Provided text -
Those persons to whom the provisions of subdivisions (1) and
(2) of this subsection are not applicable shall file a written
statement to that effect with the chairman of the board at the
same time the reports specified in subdivisions (1) and (2) are
required to be filed.
(b) Any person who fails or refuses to file a written
statement under oath as required in subsection (a) of this
section shall, by operation of law, be automatically removed from
the board until the statement is filed.
(c) Any person who intentionally files a false statement
under this section is guilty of a misdemeanor and, upon
conviction thereof, shall be confined in jail not less than six months nor more than one year.
§18-11C-8. Not obligation of the state.
Obligations of the corporation and the system shall not
constitute debts or obligations of the university, the board or
the state.
§18-11C-8a. Agreements subject to other provisions of law.
Any agreements entered into between the system and any
county hospital, municipal hospital or hospital created by
special act of the Legislature shall be subject to the provisions
of section three-a, article twenty-three, chapter eight of this
code. No agreements entered into by the system shall relieve any
hospital of any obligation or responsibility imposed upon it by
law, except to the extent that actual and timely performance
thereof by the system or any of its members may be offered in
satisfaction of the obligation or responsibility.

Work order 1 - Using the statute excerpt, say whether each statement agrees with it. Answer yes or no and quote the words that decide it. (a) A person who refuses to file the written statement is removed from the board until the statement is filed. (b) Obligations of the corporation count as debts of the state. (c) A person convicted of intentionally filing a false statement may be jailed for up to two years.
Work order 2 - Translate this sentence from the statute excerpt into Spanish: "Obligations of the corporation and the system shall not constitute debts or obligations of the university, the board or the state."
Work order 3 - Print the statute excerpt from "(b) Any person" up to and including "provisions of law.".
The rows are separate material and are not connected to the statute excerpt.

Supplied entries -
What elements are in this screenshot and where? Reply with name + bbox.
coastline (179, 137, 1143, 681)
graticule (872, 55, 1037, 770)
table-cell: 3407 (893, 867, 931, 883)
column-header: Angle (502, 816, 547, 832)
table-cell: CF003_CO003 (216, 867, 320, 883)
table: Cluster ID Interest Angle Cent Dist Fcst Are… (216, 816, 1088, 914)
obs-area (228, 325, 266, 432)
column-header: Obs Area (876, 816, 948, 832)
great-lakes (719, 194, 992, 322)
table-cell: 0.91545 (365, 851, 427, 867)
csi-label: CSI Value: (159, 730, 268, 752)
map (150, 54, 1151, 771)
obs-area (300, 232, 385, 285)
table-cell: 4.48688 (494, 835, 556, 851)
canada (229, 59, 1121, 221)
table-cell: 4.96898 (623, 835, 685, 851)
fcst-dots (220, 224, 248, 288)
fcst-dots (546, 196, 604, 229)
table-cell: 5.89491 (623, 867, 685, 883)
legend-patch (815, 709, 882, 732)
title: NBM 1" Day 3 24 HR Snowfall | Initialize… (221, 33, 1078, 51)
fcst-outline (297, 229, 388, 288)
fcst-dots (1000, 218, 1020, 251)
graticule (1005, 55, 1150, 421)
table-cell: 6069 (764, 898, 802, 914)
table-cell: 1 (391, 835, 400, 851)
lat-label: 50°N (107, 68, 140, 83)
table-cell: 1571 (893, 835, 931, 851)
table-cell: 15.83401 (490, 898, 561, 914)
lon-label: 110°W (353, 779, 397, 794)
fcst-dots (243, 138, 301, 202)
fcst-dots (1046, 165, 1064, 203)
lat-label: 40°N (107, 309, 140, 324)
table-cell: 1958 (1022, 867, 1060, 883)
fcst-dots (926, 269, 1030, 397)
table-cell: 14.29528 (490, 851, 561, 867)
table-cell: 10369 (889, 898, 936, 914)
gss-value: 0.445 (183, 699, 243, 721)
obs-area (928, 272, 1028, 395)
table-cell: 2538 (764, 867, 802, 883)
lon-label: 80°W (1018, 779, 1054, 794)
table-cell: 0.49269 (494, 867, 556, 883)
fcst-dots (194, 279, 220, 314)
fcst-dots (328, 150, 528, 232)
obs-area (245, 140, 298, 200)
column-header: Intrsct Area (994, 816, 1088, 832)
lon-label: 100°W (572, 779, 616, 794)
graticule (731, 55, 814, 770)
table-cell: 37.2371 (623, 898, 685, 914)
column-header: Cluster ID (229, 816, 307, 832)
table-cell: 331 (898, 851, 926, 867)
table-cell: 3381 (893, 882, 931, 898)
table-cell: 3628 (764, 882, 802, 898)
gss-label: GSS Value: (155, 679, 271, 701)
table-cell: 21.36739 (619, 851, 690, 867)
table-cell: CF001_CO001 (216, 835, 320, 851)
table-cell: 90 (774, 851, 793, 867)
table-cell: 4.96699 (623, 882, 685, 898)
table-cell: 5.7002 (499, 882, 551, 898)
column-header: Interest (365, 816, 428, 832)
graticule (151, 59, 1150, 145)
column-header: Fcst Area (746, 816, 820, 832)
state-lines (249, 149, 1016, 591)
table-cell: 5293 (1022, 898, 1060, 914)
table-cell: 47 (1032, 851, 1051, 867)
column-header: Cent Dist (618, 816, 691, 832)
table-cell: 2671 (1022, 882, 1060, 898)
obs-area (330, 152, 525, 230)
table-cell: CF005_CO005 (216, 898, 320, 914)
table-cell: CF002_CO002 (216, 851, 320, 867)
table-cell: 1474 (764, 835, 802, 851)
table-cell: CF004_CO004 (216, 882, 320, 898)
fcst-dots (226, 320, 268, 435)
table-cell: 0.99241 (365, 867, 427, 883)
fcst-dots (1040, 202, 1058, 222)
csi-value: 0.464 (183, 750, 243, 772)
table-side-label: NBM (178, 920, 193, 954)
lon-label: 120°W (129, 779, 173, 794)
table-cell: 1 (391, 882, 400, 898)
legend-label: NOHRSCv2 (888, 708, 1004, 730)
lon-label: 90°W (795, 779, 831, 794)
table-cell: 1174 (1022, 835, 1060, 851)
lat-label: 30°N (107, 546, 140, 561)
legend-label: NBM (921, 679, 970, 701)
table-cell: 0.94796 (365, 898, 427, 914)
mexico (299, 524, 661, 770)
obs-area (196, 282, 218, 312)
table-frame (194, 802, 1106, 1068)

Written solution 1 -
(a) Yes: "shall, by operation of law, be automatically removed from the board until the statement is filed"
(b) No: "shall not constitute debts or obligations of the university, the board or the state"
(c) No: "shall be confined in jail not less than six months nor more than one year"

Written solution 2 - Las obligaciones de la corporación y del sistema no constituirán deudas ni obligaciones de la universidad, la junta o el estado.

Written solution 3 -
(b) Any person who fails or refuses to file a written
statement under oath as required in subsection (a) of this
section shall, by operation of law, be automatically removed from
the board until the statement is filed.
(c) Any person who intentionally files a false statement
under this section is guilty of a misdemeanor and, upon
conviction thereof, shall be confined in jail not less than six months nor more than one year.
§18-11C-8. Not obligation of the state.
Obligations of the corporation and the system shall not
constitute debts or obligations of the university, the board or
the state.
§18-11C-8a. Agreements subject to other provisions of law.